» **Records shown**
::::::::

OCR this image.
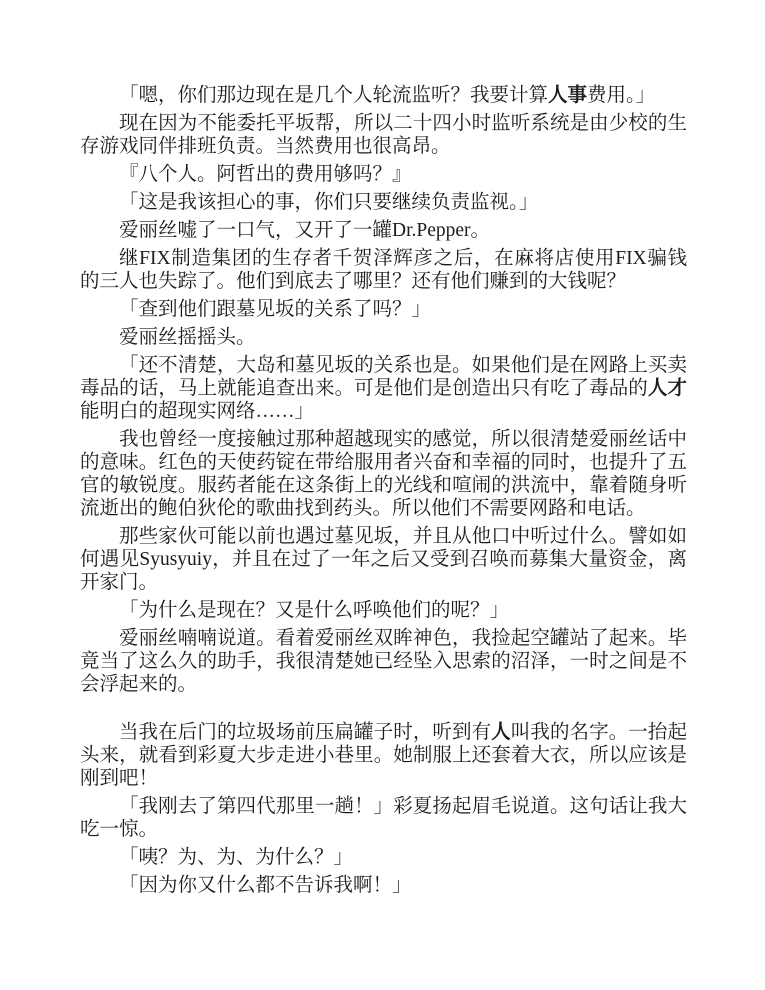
「嗯，你们那边现在是几个人轮流监听？我要计算人事费用。」

现在因为不能委托平坂帮，所以二十四小时监听系统是由少校的生存游戏同伴排班负责。当然费用也很高昂。

『八个人。阿哲出的费用够吗？』

「这是我该担心的事，你们只要继续负责监视。」

爱丽丝嘘了一口气，又开了一罐Dr.Pepper。

继FIX制造集团的生存者千贺泽辉彦之后，在麻将店使用FIX骗钱的三人也失踪了。他们到底去了哪里？还有他们赚到的大钱呢？

「查到他们跟墓见坂的关系了吗？」

爱丽丝摇摇头。

「还不清楚，大岛和墓见坂的关系也是。如果他们是在网路上买卖毒品的话，马上就能追查出来。可是他们是创造出只有吃了毒品的人才能明白的超现实网络……」

我也曾经一度接触过那种超越现实的感觉，所以很清楚爱丽丝话中的意味。红色的天使药锭在带给服用者兴奋和幸福的同时，也提升了五官的敏锐度。服药者能在这条街上的光线和喧闹的洪流中，靠着随身听流逝出的鲍伯狄伦的歌曲找到药头。所以他们不需要网路和电话。

那些家伙可能以前也遇过墓见坂，并且从他口中听过什么。譬如如何遇见Syusyuiy，并且在过了一年之后又受到召唤而募集大量资金，离开家门。

「为什么是现在？又是什么呼唤他们的呢？」

爱丽丝喃喃说道。看着爱丽丝双眸神色，我捡起空罐站了起来。毕竟当了这么久的助手，我很清楚她已经坠入思索的沼泽，一时之间是不会浮起来的。

当我在后门的垃圾场前压扁罐子时，听到有人叫我的名字。一抬起头来，就看到彩夏大步走进小巷里。她制服上还套着大衣，所以应该是刚到吧！

「我刚去了第四代那里一趟！」彩夏扬起眉毛说道。这句话让我大吃一惊。

「咦？为、为、为什么？」

「因为你又什么都不告诉我啊！」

::::::::

Print the records above exactly as they stand, but leave out the pictures.

» **Response to the task**
OCR this image.
「嗯，你们那边现在是几个人轮流监听？我要计算人事费用。」

现在因为不能委托平坂帮，所以二十四小时监听系统是由少校的生存游戏同伴排班负责。当然费用也很高昂。

『八个人。阿哲出的费用够吗？』

「这是我该担心的事，你们只要继续负责监视。」

爱丽丝嘘了一口气，又开了一罐Dr.Pepper。

继FIX制造集团的生存者千贺泽辉彦之后，在麻将店使用FIX骗钱的三人也失踪了。他们到底去了哪里？还有他们赚到的大钱呢？

「查到他们跟墓见坂的关系了吗？」

爱丽丝摇摇头。

「还不清楚，大岛和墓见坂的关系也是。如果他们是在网路上买卖毒品的话，马上就能追查出来。可是他们是创造出只有吃了毒品的人才能明白的超现实网络……」

我也曾经一度接触过那种超越现实的感觉，所以很清楚爱丽丝话中的意味。红色的天使药锭在带给服用者兴奋和幸福的同时，也提升了五官的敏锐度。服药者能在这条街上的光线和喧闹的洪流中，靠着随身听流逝出的鲍伯狄伦的歌曲找到药头。所以他们不需要网路和电话。

那些家伙可能以前也遇过墓见坂，并且从他口中听过什么。譬如如何遇见Syusyuiy，并且在过了一年之后又受到召唤而募集大量资金，离开家门。

「为什么是现在？又是什么呼唤他们的呢？」

爱丽丝喃喃说道。看着爱丽丝双眸神色，我捡起空罐站了起来。毕竟当了这么久的助手，我很清楚她已经坠入思索的沼泽，一时之间是不会浮起来的。

当我在后门的垃圾场前压扁罐子时，听到有人叫我的名字。一抬起头来，就看到彩夏大步走进小巷里。她制服上还套着大衣，所以应该是刚到吧！

「我刚去了第四代那里一趟！」彩夏扬起眉毛说道。这句话让我大吃一惊。

「咦？为、为、为什么？」

「因为你又什么都不告诉我啊！」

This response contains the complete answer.